Extract every line of the material that holds the string "veiculo".

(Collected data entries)
* * * * *

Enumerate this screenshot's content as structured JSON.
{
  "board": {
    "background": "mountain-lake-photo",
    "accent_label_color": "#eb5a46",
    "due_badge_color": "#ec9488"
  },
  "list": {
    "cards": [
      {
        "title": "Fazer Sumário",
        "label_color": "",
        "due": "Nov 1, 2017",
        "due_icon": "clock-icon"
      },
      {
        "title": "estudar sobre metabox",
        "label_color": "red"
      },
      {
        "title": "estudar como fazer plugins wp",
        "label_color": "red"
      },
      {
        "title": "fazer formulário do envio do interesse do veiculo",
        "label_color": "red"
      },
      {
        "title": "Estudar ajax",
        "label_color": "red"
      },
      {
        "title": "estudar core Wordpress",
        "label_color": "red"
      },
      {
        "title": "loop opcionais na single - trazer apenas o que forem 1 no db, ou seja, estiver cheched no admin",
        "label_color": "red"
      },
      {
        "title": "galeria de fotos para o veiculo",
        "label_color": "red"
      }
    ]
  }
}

* * * * *

### Problem solution
        "title": "fazer formulário do envio do interesse do veiculo",
        "title": "galeria de fotos para o veiculo",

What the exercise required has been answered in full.